> WHAT IS ASKED:
Continue the document extract on the second U.S.–North Korea summit from the point where it stops.

> DOCUMENT EXTRACT:
[Begin]

With rising dissatisfaction over lack of progress, Kim Jong-un sought to press the reset button with positive comments during his annual 1 January address on North Korean television. In a speech full of positivity about current relations with South Korea and cautiously optimistic about future relations with the U.S., Kim recommitted North Korea to forging new bilateral ties with the old enemy, as well as to “build[ing] a lasting and durable peace regime and advance toward complete denuclearisation.” This helped pave the way for concrete summit planning.

The precedent of the leaders meeting having been established, North Korea has resisted entering into sustained working-level dialogue since Singapore. The U.S. special representative for North Korea, Steve Biegun, did not meet North Korean interlocutors throughout 2018, not for want of trying. His first engagement was in mid-January 2019. In this sense, the first summit made a second one almost inevitable: Pyongyang would not accept anything less in no small part because it is convinced that the best chance for U.S. concessions comes from President Trump himself. Pyongyang’s insistence on summit diplomacy dovetailed with President Trump’s own preferences. He has appeared eager for a reprise of summit-level talks since the Singapore meeting, seemingly persuaded that he alone is capable of forging real progress.

What can we realistically expect to come of it?

The U.S. administration is acutely aware of the criticism it attracted for the vagueness of the 2018 summit joint statement and has been stressing the need for concrete results this time around. Discussions are ongoing over what these might be; Biegun held one round of meetings in Pyongyang in January and went to Hanoi on 19 February for further talks in advance of the summit. The success of the summit may well depend not only on what President Trump does but also on the outcome of these preparations.

Importantly, Washington has incrementally relaxed its demand for unilateral North Korean denuclearisation prior to U.S. concessions, tentatively embracing a more realistic plan based on reciprocal steps and heightening the potential for a constructive summit. Accordingly, the plausible best-case scenario would be for North Korea to agree to credible steps toward denuclearisation in exchange for modest sanctions relief from the U.S. Kim put North Korea’s nuclear research facility at Yongbyon conditionally on the table during his third summit with South Korean President Moon in September, saying that closure of the facility would be possible “as [long as] the United States takes corresponding measures in accordance with the spirit of the June 12 U.S.-DPRK Joint Statement.”

[End]

> Items listed in a dataset:

[Begin]

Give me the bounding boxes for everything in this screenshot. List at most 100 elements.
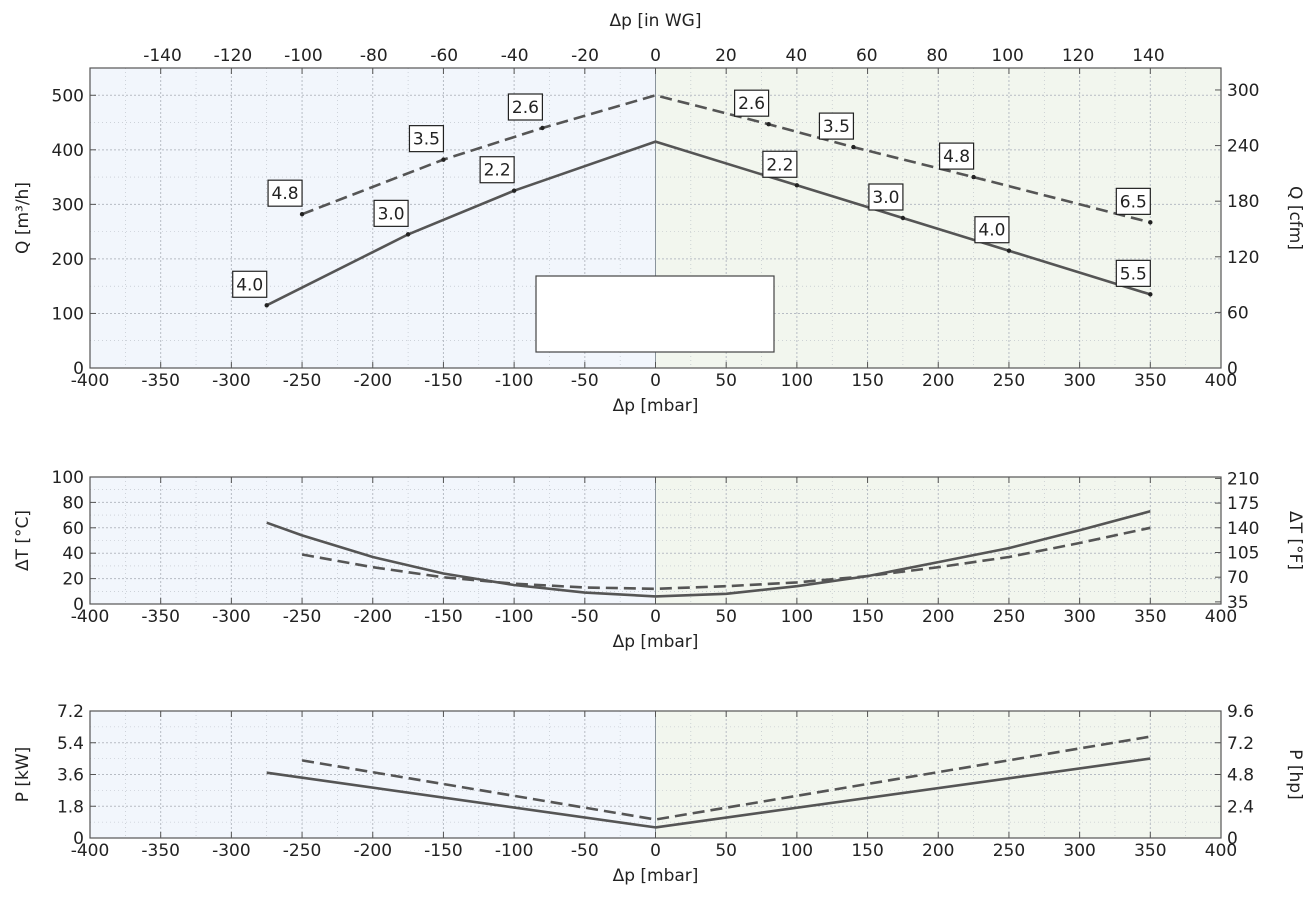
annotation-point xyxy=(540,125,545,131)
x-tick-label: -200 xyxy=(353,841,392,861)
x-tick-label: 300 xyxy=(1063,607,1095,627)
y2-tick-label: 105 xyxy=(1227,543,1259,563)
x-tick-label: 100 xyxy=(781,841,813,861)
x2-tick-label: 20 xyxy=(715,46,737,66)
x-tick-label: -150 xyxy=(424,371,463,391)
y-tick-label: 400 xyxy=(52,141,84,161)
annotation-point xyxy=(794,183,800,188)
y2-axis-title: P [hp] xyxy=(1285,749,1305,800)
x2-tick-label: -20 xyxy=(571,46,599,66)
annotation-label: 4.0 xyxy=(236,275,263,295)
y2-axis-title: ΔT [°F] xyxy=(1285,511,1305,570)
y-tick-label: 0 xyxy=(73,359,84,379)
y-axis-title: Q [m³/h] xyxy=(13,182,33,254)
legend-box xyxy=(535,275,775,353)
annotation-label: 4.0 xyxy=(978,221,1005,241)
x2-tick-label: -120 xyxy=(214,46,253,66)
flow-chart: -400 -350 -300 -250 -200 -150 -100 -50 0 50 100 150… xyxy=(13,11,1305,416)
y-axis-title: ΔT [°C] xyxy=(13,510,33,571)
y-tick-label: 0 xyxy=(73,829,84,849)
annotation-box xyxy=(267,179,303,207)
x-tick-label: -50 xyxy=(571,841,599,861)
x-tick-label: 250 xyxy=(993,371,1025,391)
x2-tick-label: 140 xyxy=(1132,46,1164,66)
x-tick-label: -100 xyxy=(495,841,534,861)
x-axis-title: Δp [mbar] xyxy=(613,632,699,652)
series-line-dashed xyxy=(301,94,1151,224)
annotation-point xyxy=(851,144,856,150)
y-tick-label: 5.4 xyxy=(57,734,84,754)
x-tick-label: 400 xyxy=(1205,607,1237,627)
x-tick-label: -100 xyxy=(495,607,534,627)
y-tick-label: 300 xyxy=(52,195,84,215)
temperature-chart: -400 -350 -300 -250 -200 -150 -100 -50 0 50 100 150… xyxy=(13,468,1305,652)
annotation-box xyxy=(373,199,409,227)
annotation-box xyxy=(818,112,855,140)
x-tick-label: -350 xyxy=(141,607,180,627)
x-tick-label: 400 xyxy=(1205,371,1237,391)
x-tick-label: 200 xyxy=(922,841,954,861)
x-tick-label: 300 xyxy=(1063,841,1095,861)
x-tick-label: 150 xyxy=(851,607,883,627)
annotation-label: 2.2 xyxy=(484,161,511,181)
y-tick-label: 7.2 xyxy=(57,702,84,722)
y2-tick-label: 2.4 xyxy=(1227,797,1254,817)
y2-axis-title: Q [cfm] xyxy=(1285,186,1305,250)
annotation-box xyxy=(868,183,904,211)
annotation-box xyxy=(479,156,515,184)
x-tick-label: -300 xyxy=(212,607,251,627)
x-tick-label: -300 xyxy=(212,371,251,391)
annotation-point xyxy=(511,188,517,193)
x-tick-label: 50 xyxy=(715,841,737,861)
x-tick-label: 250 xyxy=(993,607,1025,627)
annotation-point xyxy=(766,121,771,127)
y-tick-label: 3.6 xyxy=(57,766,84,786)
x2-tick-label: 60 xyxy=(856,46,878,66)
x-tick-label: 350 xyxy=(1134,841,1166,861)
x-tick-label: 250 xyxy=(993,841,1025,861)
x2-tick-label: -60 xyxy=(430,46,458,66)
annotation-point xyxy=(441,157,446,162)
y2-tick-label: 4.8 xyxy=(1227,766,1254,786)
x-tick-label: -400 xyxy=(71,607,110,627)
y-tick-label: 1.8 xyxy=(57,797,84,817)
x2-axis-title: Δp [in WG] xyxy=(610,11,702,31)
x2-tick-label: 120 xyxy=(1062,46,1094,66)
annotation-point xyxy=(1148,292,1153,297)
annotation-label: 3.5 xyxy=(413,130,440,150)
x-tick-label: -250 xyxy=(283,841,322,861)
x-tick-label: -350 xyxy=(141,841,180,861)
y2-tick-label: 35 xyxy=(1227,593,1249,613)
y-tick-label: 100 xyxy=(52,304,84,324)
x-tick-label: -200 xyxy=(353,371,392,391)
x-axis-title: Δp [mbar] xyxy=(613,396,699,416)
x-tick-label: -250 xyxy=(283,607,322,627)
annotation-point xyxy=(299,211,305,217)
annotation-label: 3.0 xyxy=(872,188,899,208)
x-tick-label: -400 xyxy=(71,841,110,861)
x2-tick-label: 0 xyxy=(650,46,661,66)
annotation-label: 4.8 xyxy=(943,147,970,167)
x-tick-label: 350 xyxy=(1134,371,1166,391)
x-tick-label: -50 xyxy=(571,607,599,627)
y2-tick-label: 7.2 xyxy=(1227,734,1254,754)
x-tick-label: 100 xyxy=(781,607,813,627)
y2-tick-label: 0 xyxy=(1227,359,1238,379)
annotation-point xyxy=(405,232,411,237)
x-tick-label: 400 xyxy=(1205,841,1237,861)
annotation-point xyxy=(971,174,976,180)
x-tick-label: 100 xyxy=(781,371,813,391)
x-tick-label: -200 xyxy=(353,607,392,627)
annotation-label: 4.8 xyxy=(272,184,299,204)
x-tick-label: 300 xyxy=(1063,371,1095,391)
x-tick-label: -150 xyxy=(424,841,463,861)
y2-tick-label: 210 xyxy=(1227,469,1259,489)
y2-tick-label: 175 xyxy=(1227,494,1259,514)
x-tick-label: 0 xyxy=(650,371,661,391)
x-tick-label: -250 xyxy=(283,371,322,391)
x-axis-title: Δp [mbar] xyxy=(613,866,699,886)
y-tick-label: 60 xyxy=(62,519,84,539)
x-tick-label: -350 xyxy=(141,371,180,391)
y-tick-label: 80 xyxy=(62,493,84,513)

[End]
[Begin]

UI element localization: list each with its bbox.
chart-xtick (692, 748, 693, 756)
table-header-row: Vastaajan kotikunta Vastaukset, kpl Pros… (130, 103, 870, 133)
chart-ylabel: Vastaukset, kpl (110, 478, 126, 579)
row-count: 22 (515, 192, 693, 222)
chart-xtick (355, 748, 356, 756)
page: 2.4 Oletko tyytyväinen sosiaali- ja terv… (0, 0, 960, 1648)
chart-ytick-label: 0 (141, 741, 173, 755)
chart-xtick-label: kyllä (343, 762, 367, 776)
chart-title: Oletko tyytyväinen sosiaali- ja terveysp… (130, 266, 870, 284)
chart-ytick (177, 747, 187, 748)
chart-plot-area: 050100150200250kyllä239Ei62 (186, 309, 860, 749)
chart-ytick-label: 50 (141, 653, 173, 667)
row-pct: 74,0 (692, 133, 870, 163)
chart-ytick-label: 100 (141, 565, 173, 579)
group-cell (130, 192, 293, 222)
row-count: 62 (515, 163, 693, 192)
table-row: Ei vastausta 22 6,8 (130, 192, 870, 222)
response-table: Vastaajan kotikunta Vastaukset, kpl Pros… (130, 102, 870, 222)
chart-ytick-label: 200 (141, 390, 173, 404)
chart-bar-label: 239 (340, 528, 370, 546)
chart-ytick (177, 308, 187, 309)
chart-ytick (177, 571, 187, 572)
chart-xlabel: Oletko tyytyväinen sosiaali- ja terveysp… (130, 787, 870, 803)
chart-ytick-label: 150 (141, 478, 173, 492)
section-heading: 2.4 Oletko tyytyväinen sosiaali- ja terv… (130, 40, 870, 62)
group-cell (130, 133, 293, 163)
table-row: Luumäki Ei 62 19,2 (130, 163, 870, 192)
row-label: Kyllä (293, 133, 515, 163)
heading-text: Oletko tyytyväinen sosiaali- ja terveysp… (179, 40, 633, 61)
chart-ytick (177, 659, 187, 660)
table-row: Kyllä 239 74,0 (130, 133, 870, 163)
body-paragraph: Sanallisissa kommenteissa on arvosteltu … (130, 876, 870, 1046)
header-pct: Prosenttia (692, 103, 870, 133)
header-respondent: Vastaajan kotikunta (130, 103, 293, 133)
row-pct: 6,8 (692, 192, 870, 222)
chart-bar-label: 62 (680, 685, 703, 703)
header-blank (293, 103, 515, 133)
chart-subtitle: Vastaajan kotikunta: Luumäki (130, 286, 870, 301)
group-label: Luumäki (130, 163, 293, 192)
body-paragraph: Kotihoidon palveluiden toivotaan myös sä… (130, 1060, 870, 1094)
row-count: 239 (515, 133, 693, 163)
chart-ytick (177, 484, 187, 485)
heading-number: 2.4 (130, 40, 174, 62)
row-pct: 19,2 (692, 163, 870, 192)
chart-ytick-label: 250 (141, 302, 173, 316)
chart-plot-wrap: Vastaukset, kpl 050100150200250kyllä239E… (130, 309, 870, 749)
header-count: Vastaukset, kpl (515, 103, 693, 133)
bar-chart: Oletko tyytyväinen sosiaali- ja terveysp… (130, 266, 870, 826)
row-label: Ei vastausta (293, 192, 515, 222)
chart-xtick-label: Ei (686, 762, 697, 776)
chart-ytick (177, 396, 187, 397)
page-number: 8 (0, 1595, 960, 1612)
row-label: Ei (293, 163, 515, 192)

[End]
[Begin]

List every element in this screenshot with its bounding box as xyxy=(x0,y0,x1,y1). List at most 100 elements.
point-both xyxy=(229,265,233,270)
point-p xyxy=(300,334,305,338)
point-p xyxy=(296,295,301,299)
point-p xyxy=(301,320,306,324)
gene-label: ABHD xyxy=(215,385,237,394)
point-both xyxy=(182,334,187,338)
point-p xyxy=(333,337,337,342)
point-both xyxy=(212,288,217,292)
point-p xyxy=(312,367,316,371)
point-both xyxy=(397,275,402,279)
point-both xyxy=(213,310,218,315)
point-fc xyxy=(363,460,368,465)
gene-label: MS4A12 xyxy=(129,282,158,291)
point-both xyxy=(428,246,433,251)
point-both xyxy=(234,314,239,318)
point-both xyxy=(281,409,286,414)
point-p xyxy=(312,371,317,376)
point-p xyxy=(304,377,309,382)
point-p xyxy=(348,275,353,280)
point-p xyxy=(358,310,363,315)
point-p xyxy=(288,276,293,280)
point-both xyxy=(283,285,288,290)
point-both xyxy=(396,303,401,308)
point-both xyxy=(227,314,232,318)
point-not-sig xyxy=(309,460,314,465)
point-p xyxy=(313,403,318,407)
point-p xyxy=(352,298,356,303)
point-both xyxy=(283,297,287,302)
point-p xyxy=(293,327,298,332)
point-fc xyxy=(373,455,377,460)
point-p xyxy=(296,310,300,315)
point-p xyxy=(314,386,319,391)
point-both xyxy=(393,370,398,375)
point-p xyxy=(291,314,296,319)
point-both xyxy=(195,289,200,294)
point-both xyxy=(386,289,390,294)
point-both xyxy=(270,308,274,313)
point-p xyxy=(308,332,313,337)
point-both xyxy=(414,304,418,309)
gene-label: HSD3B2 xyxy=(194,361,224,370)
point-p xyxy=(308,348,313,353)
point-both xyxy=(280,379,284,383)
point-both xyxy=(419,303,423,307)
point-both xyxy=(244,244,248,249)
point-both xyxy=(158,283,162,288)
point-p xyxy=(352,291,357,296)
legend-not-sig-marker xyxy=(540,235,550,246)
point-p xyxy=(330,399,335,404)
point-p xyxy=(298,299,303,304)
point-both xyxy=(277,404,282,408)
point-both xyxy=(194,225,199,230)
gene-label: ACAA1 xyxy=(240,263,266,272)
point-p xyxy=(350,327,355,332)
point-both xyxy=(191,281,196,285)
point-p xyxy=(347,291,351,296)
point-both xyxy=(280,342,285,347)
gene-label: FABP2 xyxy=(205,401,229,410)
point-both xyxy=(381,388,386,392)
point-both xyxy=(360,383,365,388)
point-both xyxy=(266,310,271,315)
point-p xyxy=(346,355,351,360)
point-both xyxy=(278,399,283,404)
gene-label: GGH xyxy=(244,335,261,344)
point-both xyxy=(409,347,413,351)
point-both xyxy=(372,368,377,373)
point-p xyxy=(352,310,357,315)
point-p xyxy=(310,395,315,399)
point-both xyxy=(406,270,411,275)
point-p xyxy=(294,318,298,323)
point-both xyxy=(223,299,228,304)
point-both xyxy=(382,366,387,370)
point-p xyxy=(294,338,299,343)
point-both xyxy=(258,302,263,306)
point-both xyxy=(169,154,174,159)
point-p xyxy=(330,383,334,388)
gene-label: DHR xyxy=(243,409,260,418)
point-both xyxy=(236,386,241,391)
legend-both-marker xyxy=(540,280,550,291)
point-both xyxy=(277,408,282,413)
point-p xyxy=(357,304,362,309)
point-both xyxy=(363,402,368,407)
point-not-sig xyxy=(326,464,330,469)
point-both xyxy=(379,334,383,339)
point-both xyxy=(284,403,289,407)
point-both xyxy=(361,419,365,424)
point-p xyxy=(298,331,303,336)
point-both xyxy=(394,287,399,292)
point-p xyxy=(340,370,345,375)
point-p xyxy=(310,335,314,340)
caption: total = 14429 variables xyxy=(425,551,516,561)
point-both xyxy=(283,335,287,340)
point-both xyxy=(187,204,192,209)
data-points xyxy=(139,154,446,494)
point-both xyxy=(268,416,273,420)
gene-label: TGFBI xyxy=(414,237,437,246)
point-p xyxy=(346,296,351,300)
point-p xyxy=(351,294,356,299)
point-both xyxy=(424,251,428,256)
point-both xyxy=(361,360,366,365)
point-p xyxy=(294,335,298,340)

[End]

> RESPONSE TO THE EXERCISE:
A second vaguely worded joint statement like the one signed in Singapore [...] would have limited practical value beyond maintaining bilateral dialogue.

Corresponding sanctions relief could be readily structured in such a way as to deliver the gains of peace and stability not only to the North but also South Korea, buttressing domestic South Korean support for inter-Korean dialogue. The easiest way forward would be for the UN Security Council to waive sanctions to facilitate reopening of the Kaesong Industrial Complex, a manufacturing zone run jointly by the two countries that was shuttered in February 2016, along with narrowly defined permission for South Korean investment in North Korean transport infrastructure.

The wheels of progress could be further oiled by a declaration ending the Korean War. Both North Korea and the U.S. have expressed a wish to officially end the war, which was halted with an armistice in 1953, a sentiment also shared by South Korea and China. Although Pyongyang probably would not respond with a significant concession of its own – the North asserts that this is something the U.S. should have done decades ago and therefore not a meaningful gesture – such a declaration nonetheless would be an important trust-building measure. Signing a declaration in Vietnam, another formerly divided Asian state where the U.S. once fought a war, would carry considerable symbolic value.

The content of the final statement issued from Hanoi will be the measure of the meeting’s success. A second vaguely worded joint statement like the one signed in Singapore, which articulated general principles but lacked concrete steps for each side to take, would have limited practical value beyond maintaining bilateral dialogue.

Why Vietnam?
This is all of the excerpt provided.